## [EXERCISE DATA]
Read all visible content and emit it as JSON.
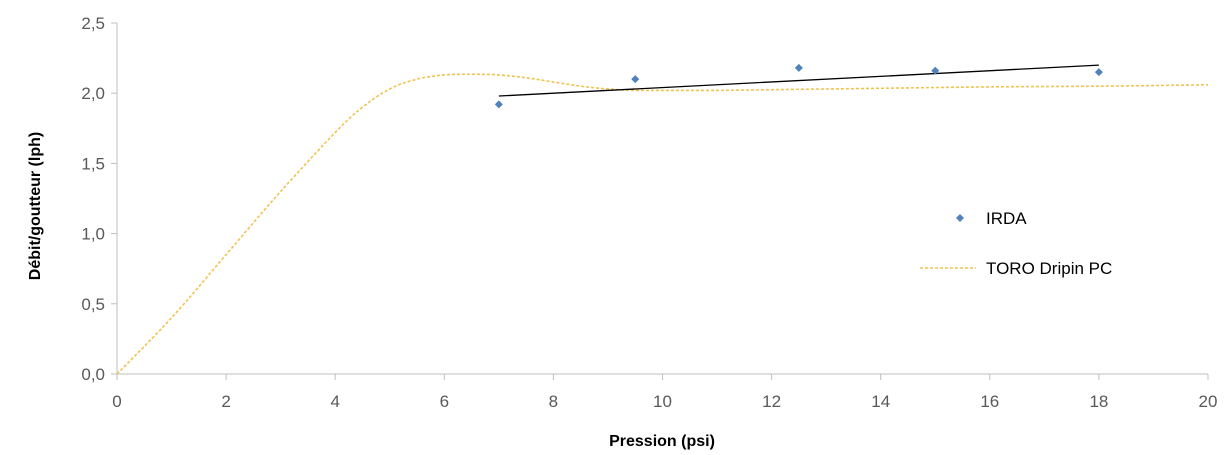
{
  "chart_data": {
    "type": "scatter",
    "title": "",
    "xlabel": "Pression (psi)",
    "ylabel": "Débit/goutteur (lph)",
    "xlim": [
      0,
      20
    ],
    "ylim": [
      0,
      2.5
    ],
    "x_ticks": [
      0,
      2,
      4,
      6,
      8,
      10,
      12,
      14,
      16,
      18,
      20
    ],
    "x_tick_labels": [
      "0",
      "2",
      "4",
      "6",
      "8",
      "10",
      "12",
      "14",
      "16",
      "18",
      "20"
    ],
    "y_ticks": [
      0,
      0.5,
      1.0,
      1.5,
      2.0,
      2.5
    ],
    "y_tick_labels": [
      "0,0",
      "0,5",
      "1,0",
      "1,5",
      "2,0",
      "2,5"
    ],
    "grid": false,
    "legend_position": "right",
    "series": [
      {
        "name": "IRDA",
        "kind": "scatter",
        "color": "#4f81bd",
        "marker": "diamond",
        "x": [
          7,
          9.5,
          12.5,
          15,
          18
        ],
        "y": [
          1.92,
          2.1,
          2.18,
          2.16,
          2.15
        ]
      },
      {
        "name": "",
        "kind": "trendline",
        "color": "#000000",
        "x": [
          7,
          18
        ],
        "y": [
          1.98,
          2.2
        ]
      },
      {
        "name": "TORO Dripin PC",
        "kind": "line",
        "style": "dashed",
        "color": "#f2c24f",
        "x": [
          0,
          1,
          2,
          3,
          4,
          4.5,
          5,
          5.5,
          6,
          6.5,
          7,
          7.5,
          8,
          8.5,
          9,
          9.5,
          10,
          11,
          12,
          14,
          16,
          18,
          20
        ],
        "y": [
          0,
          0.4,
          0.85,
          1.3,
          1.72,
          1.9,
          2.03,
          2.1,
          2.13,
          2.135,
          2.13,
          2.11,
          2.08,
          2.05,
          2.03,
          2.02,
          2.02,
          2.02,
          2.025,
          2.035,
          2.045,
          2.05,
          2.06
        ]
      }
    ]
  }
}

## [TASK BRIEF]
Write out every line above exactly as it is, leaving out the pictures.

## [SOLUTION TO THE EXERCISE]
Read all visible content and emit it as JSON.
{
  "chart_data": {
    "type": "scatter",
    "title": "",
    "xlabel": "Pression (psi)",
    "ylabel": "Débit/goutteur (lph)",
    "xlim": [
      0,
      20
    ],
    "ylim": [
      0,
      2.5
    ],
    "x_ticks": [
      0,
      2,
      4,
      6,
      8,
      10,
      12,
      14,
      16,
      18,
      20
    ],
    "x_tick_labels": [
      "0",
      "2",
      "4",
      "6",
      "8",
      "10",
      "12",
      "14",
      "16",
      "18",
      "20"
    ],
    "y_ticks": [
      0,
      0.5,
      1.0,
      1.5,
      2.0,
      2.5
    ],
    "y_tick_labels": [
      "0,0",
      "0,5",
      "1,0",
      "1,5",
      "2,0",
      "2,5"
    ],
    "grid": false,
    "legend_position": "right",
    "series": [
      {
        "name": "IRDA",
        "kind": "scatter",
        "color": "#4f81bd",
        "marker": "diamond",
        "x": [
          7,
          9.5,
          12.5,
          15,
          18
        ],
        "y": [
          1.92,
          2.1,
          2.18,
          2.16,
          2.15
        ]
      },
      {
        "name": "",
        "kind": "trendline",
        "color": "#000000",
        "x": [
          7,
          18
        ],
        "y": [
          1.98,
          2.2
        ]
      },
      {
        "name": "TORO Dripin PC",
        "kind": "line",
        "style": "dashed",
        "color": "#f2c24f",
        "x": [
          0,
          1,
          2,
          3,
          4,
          4.5,
          5,
          5.5,
          6,
          6.5,
          7,
          7.5,
          8,
          8.5,
          9,
          9.5,
          10,
          11,
          12,
          14,
          16,
          18,
          20
        ],
        "y": [
          0,
          0.4,
          0.85,
          1.3,
          1.72,
          1.9,
          2.03,
          2.1,
          2.13,
          2.135,
          2.13,
          2.11,
          2.08,
          2.05,
          2.03,
          2.02,
          2.02,
          2.02,
          2.025,
          2.035,
          2.045,
          2.05,
          2.06
        ]
      }
    ]
  }
}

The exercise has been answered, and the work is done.